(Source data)
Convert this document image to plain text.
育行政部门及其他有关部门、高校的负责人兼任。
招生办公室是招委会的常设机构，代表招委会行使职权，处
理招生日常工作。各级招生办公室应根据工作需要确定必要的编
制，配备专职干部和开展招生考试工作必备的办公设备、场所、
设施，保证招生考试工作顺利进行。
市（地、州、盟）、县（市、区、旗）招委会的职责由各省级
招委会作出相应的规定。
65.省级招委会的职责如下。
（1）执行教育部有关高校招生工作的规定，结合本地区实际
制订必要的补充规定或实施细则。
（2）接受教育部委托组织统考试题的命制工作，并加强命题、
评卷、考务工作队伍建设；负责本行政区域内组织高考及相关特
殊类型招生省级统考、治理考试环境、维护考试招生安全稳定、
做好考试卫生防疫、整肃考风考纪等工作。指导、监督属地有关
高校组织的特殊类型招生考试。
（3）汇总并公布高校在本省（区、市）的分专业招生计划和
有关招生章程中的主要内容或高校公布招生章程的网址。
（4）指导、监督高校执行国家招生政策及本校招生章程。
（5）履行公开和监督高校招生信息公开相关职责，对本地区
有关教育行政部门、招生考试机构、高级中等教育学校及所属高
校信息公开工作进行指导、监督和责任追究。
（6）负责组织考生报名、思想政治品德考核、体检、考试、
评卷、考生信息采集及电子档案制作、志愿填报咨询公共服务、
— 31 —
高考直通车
--
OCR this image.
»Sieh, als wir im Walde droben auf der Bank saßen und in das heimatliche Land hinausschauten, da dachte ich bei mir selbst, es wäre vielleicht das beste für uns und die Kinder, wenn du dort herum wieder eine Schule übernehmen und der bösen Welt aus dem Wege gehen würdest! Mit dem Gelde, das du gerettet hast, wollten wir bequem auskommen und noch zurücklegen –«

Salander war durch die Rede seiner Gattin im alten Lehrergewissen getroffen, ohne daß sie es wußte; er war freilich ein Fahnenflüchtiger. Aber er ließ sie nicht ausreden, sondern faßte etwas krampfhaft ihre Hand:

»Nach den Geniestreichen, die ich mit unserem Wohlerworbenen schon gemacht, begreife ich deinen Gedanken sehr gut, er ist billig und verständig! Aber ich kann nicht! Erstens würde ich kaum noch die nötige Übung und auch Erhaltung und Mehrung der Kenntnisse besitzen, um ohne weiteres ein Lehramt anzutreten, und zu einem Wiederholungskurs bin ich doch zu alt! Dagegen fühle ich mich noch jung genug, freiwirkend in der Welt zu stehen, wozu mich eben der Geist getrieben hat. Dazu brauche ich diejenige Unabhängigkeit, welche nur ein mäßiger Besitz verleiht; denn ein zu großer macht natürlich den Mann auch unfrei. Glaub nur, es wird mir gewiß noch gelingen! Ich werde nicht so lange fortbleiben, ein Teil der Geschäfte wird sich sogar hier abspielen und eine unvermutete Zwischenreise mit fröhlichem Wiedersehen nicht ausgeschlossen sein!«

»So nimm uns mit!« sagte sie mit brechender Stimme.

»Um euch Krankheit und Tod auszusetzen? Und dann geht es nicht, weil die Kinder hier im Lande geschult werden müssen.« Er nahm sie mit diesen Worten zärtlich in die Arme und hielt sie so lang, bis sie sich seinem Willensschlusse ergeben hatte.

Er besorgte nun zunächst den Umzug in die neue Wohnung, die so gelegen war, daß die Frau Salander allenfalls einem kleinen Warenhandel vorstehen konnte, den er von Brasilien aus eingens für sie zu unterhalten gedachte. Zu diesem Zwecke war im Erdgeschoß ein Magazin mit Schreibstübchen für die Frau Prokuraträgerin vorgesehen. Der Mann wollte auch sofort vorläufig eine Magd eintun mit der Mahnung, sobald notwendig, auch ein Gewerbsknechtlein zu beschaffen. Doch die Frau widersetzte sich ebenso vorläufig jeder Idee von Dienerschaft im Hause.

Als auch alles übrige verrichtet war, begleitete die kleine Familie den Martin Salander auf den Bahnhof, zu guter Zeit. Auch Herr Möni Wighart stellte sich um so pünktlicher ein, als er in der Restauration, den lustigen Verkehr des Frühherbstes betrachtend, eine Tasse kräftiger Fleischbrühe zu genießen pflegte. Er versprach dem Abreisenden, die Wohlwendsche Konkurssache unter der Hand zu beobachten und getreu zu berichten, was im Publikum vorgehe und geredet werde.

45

PROBLEM TO WORK ON -
Identify every line where the string "Kinder" appears.

IN RESPONSE -
»Sieh, als wir im Walde droben auf der Bank saßen und in das heimatliche Land hinausschauten, da dachte ich bei mir selbst, es wäre vielleicht das beste für uns und die Kinder, wenn du dort herum wieder eine Schule übernehmen und der bösen Welt aus dem Wege gehen würdest! Mit dem Gelde, das du gerettet hast, wollten wir bequem auskommen und noch zurücklegen –«
»Um euch Krankheit und Tod auszusetzen? Und dann geht es nicht, weil die Kinder hier im Lande geschult werden müssen.« Er nahm sie mit diesen Worten zärtlich in die Arme und hielt sie so lang, bis sie sich seinem Willensschlusse ergeben hatte.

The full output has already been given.